GIVEN DATA >>
################
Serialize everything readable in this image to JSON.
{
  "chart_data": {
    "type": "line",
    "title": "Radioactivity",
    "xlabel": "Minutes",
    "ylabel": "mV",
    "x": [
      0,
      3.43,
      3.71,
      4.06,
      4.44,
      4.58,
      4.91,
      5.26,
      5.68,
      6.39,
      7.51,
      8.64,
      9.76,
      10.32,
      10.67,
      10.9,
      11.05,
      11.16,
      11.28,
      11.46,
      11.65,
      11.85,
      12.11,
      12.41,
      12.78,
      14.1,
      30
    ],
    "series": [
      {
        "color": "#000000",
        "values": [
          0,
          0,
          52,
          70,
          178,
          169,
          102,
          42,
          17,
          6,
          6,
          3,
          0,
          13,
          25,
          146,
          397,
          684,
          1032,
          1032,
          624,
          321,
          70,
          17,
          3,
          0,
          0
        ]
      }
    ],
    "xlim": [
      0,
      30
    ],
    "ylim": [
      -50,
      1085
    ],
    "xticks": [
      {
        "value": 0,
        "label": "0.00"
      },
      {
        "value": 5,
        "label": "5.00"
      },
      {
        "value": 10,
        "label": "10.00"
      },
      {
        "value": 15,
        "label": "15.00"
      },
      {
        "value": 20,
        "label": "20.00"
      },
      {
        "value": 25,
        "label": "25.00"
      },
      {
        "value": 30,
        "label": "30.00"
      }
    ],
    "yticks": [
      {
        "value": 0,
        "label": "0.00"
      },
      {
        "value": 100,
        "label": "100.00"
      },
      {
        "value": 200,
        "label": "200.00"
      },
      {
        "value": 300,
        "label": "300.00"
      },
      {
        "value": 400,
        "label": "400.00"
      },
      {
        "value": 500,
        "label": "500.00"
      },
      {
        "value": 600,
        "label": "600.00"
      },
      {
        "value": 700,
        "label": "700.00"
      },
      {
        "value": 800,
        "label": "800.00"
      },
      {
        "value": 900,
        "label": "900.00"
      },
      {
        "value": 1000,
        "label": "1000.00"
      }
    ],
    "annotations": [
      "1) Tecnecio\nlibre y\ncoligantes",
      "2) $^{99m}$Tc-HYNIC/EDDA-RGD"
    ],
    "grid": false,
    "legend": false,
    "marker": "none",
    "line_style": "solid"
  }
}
################
DIRECTIONS FOR THIS TASK >>
Print the whole listing exactly as it is.

SOLUTION TO THE EXERCISE >>
Serialize everything readable in this image to JSON.
{
  "chart_data": {
    "type": "line",
    "title": "Radioactivity",
    "xlabel": "Minutes",
    "ylabel": "mV",
    "x": [
      0,
      3.43,
      3.71,
      4.06,
      4.44,
      4.58,
      4.91,
      5.26,
      5.68,
      6.39,
      7.51,
      8.64,
      9.76,
      10.32,
      10.67,
      10.9,
      11.05,
      11.16,
      11.28,
      11.46,
      11.65,
      11.85,
      12.11,
      12.41,
      12.78,
      14.1,
      30
    ],
    "series": [
      {
        "color": "#000000",
        "values": [
          0,
          0,
          52,
          70,
          178,
          169,
          102,
          42,
          17,
          6,
          6,
          3,
          0,
          13,
          25,
          146,
          397,
          684,
          1032,
          1032,
          624,
          321,
          70,
          17,
          3,
          0,
          0
        ]
      }
    ],
    "xlim": [
      0,
      30
    ],
    "ylim": [
      -50,
      1085
    ],
    "xticks": [
      {
        "value": 0,
        "label": "0.00"
      },
      {
        "value": 5,
        "label": "5.00"
      },
      {
        "value": 10,
        "label": "10.00"
      },
      {
        "value": 15,
        "label": "15.00"
      },
      {
        "value": 20,
        "label": "20.00"
      },
      {
        "value": 25,
        "label": "25.00"
      },
      {
        "value": 30,
        "label": "30.00"
      }
    ],
    "yticks": [
      {
        "value": 0,
        "label": "0.00"
      },
      {
        "value": 100,
        "label": "100.00"
      },
      {
        "value": 200,
        "label": "200.00"
      },
      {
        "value": 300,
        "label": "300.00"
      },
      {
        "value": 400,
        "label": "400.00"
      },
      {
        "value": 500,
        "label": "500.00"
      },
      {
        "value": 600,
        "label": "600.00"
      },
      {
        "value": 700,
        "label": "700.00"
      },
      {
        "value": 800,
        "label": "800.00"
      },
      {
        "value": 900,
        "label": "900.00"
      },
      {
        "value": 1000,
        "label": "1000.00"
      }
    ],
    "annotations": [
      "1) Tecnecio\nlibre y\ncoligantes",
      "2) $^{99m}$Tc-HYNIC/EDDA-RGD"
    ],
    "grid": false,
    "legend": false,
    "marker": "none",
    "line_style": "solid"
  }
}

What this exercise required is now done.